* **REQUIREMENTS**:
Give every line below again, exactly.

---------- THE INPUT

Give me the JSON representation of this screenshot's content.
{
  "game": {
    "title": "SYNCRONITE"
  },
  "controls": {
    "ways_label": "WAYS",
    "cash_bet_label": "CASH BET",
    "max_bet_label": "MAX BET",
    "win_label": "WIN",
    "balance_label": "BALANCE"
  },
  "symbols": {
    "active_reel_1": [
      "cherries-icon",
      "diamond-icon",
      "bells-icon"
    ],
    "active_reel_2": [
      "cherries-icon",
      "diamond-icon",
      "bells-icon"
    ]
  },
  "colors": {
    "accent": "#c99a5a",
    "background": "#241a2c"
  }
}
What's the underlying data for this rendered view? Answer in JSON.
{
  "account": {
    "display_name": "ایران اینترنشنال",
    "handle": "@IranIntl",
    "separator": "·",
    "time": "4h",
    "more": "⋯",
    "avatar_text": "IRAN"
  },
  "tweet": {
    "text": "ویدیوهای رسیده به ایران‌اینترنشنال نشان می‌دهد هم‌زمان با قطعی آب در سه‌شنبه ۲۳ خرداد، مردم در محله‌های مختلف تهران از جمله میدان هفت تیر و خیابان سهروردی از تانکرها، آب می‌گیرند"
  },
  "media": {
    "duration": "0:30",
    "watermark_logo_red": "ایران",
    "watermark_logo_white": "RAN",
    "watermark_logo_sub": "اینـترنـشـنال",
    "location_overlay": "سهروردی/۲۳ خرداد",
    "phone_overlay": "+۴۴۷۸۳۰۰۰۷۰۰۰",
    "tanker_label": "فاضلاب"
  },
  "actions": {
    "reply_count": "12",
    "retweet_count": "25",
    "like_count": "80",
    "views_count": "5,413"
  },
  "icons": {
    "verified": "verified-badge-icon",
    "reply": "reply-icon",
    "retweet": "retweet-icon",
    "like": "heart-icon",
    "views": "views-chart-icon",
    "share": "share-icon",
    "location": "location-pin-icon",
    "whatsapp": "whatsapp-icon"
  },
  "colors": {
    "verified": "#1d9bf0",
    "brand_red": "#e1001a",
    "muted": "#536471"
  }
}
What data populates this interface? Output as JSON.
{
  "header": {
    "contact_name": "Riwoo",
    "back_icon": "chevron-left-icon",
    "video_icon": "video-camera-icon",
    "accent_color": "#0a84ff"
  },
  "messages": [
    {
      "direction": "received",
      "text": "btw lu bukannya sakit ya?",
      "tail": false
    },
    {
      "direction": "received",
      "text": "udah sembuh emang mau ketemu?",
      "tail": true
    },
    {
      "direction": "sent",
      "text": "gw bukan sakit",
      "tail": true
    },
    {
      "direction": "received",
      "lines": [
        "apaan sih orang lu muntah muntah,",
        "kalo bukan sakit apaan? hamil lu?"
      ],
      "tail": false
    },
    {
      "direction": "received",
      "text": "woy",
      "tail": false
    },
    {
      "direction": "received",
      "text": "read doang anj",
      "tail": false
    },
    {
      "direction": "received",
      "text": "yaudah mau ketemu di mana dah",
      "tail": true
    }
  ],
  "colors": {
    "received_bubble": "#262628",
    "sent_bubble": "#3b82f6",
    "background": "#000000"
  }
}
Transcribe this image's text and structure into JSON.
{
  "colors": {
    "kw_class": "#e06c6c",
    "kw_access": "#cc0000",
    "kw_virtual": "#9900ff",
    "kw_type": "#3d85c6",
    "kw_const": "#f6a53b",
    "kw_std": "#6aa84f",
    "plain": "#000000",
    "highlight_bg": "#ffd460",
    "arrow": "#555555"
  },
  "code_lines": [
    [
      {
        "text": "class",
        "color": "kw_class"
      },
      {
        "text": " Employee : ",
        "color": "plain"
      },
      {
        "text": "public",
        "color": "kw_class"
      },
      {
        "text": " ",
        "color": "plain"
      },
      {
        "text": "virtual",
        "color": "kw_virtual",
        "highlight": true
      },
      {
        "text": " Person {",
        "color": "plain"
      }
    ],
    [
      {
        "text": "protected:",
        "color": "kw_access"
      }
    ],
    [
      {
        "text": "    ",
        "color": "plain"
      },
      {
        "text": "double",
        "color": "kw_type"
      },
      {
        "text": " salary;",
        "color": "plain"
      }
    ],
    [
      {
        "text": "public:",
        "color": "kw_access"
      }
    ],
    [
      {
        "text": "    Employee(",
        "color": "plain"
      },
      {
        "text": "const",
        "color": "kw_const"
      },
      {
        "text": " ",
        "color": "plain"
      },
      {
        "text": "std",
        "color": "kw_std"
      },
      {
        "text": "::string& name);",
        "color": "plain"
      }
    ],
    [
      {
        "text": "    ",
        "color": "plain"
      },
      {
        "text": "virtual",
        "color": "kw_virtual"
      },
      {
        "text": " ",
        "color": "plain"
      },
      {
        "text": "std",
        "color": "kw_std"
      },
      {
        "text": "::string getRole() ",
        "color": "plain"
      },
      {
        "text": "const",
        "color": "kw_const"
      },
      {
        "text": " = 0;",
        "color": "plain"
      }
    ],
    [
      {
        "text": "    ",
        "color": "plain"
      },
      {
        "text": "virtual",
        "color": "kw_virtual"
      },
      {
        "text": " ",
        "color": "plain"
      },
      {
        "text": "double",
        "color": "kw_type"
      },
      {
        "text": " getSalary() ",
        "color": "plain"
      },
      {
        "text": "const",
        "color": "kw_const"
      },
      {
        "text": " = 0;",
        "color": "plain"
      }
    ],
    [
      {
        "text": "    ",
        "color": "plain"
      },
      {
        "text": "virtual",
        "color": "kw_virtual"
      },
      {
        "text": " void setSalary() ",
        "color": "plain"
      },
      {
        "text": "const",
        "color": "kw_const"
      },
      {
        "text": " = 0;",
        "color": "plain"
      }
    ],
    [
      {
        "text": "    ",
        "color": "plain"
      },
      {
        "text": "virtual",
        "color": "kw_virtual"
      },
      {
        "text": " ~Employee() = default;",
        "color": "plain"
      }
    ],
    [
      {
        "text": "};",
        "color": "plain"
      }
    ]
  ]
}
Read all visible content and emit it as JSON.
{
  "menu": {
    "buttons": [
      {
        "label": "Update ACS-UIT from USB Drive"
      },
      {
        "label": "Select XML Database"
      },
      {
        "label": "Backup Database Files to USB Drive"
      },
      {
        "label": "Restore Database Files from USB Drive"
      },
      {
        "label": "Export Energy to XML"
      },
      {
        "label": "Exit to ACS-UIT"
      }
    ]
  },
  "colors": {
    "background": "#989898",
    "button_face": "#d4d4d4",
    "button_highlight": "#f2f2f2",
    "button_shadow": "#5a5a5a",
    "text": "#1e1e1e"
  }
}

--------------------

* **COMPLETE RESPONSE**:
Give me the JSON representation of this screenshot's content.
{
  "game": {
    "title": "SYNCRONITE"
  },
  "controls": {
    "ways_label": "WAYS",
    "cash_bet_label": "CASH BET",
    "max_bet_label": "MAX BET",
    "win_label": "WIN",
    "balance_label": "BALANCE"
  },
  "symbols": {
    "active_reel_1": [
      "cherries-icon",
      "diamond-icon",
      "bells-icon"
    ],
    "active_reel_2": [
      "cherries-icon",
      "diamond-icon",
      "bells-icon"
    ]
  },
  "colors": {
    "accent": "#c99a5a",
    "background": "#241a2c"
  }
}
What's the underlying data for this rendered view? Answer in JSON.
{
  "account": {
    "display_name": "ایران اینترنشنال",
    "handle": "@IranIntl",
    "separator": "·",
    "time": "4h",
    "more": "⋯",
    "avatar_text": "IRAN"
  },
  "tweet": {
    "text": "ویدیوهای رسیده به ایران‌اینترنشنال نشان می‌دهد هم‌زمان با قطعی آب در سه‌شنبه ۲۳ خرداد، مردم در محله‌های مختلف تهران از جمله میدان هفت تیر و خیابان سهروردی از تانکرها، آب می‌گیرند"
  },
  "media": {
    "duration": "0:30",
    "watermark_logo_red": "ایران",
    "watermark_logo_white": "RAN",
    "watermark_logo_sub": "اینـترنـشـنال",
    "location_overlay": "سهروردی/۲۳ خرداد",
    "phone_overlay": "+۴۴۷۸۳۰۰۰۷۰۰۰",
    "tanker_label": "فاضلاب"
  },
  "actions": {
    "reply_count": "12",
    "retweet_count": "25",
    "like_count": "80",
    "views_count": "5,413"
  },
  "icons": {
    "verified": "verified-badge-icon",
    "reply": "reply-icon",
    "retweet": "retweet-icon",
    "like": "heart-icon",
    "views": "views-chart-icon",
    "share": "share-icon",
    "location": "location-pin-icon",
    "whatsapp": "whatsapp-icon"
  },
  "colors": {
    "verified": "#1d9bf0",
    "brand_red": "#e1001a",
    "muted": "#536471"
  }
}
What data populates this interface? Output as JSON.
{
  "header": {
    "contact_name": "Riwoo",
    "back_icon": "chevron-left-icon",
    "video_icon": "video-camera-icon",
    "accent_color": "#0a84ff"
  },
  "messages": [
    {
      "direction": "received",
      "text": "btw lu bukannya sakit ya?",
      "tail": false
    },
    {
      "direction": "received",
      "text": "udah sembuh emang mau ketemu?",
      "tail": true
    },
    {
      "direction": "sent",
      "text": "gw bukan sakit",
      "tail": true
    },
    {
      "direction": "received",
      "lines": [
        "apaan sih orang lu muntah muntah,",
        "kalo bukan sakit apaan? hamil lu?"
      ],
      "tail": false
    },
    {
      "direction": "received",
      "text": "woy",
      "tail": false
    },
    {
      "direction": "received",
      "text": "read doang anj",
      "tail": false
    },
    {
      "direction": "received",
      "text": "yaudah mau ketemu di mana dah",
      "tail": true
    }
  ],
  "colors": {
    "received_bubble": "#262628",
    "sent_bubble": "#3b82f6",
    "background": "#000000"
  }
}
Transcribe this image's text and structure into JSON.
{
  "colors": {
    "kw_class": "#e06c6c",
    "kw_access": "#cc0000",
    "kw_virtual": "#9900ff",
    "kw_type": "#3d85c6",
    "kw_const": "#f6a53b",
    "kw_std": "#6aa84f",
    "plain": "#000000",
    "highlight_bg": "#ffd460",
    "arrow": "#555555"
  },
  "code_lines": [
    [
      {
        "text": "class",
        "color": "kw_class"
      },
      {
        "text": " Employee : ",
        "color": "plain"
      },
      {
        "text": "public",
        "color": "kw_class"
      },
      {
        "text": " ",
        "color": "plain"
      },
      {
        "text": "virtual",
        "color": "kw_virtual",
        "highlight": true
      },
      {
        "text": " Person {",
        "color": "plain"
      }
    ],
    [
      {
        "text": "protected:",
        "color": "kw_access"
      }
    ],
    [
      {
        "text": "    ",
        "color": "plain"
      },
      {
        "text": "double",
        "color": "kw_type"
      },
      {
        "text": " salary;",
        "color": "plain"
      }
    ],
    [
      {
        "text": "public:",
        "color": "kw_access"
      }
    ],
    [
      {
        "text": "    Employee(",
        "color": "plain"
      },
      {
        "text": "const",
        "color": "kw_const"
      },
      {
        "text": " ",
        "color": "plain"
      },
      {
        "text": "std",
        "color": "kw_std"
      },
      {
        "text": "::string& name);",
        "color": "plain"
      }
    ],
    [
      {
        "text": "    ",
        "color": "plain"
      },
      {
        "text": "virtual",
        "color": "kw_virtual"
      },
      {
        "text": " ",
        "color": "plain"
      },
      {
        "text": "std",
        "color": "kw_std"
      },
      {
        "text": "::string getRole() ",
        "color": "plain"
      },
      {
        "text": "const",
        "color": "kw_const"
      },
      {
        "text": " = 0;",
        "color": "plain"
      }
    ],
    [
      {
        "text": "    ",
        "color": "plain"
      },
      {
        "text": "virtual",
        "color": "kw_virtual"
      },
      {
        "text": " ",
        "color": "plain"
      },
      {
        "text": "double",
        "color": "kw_type"
      },
      {
        "text": " getSalary() ",
        "color": "plain"
      },
      {
        "text": "const",
        "color": "kw_const"
      },
      {
        "text": " = 0;",
        "color": "plain"
      }
    ],
    [
      {
        "text": "    ",
        "color": "plain"
      },
      {
        "text": "virtual",
        "color": "kw_virtual"
      },
      {
        "text": " void setSalary() ",
        "color": "plain"
      },
      {
        "text": "const",
        "color": "kw_const"
      },
      {
        "text": " = 0;",
        "color": "plain"
      }
    ],
    [
      {
        "text": "    ",
        "color": "plain"
      },
      {
        "text": "virtual",
        "color": "kw_virtual"
      },
      {
        "text": " ~Employee() = default;",
        "color": "plain"
      }
    ],
    [
      {
        "text": "};",
        "color": "plain"
      }
    ]
  ]
}
Read all visible content and emit it as JSON.
{
  "menu": {
    "buttons": [
      {
        "label": "Update ACS-UIT from USB Drive"
      },
      {
        "label": "Select XML Database"
      },
      {
        "label": "Backup Database Files to USB Drive"
      },
      {
        "label": "Restore Database Files from USB Drive"
      },
      {
        "label": "Export Energy to XML"
      },
      {
        "label": "Exit to ACS-UIT"
      }
    ]
  },
  "colors": {
    "background": "#989898",
    "button_face": "#d4d4d4",
    "button_highlight": "#f2f2f2",
    "button_shadow": "#5a5a5a",
    "text": "#1e1e1e"
  }
}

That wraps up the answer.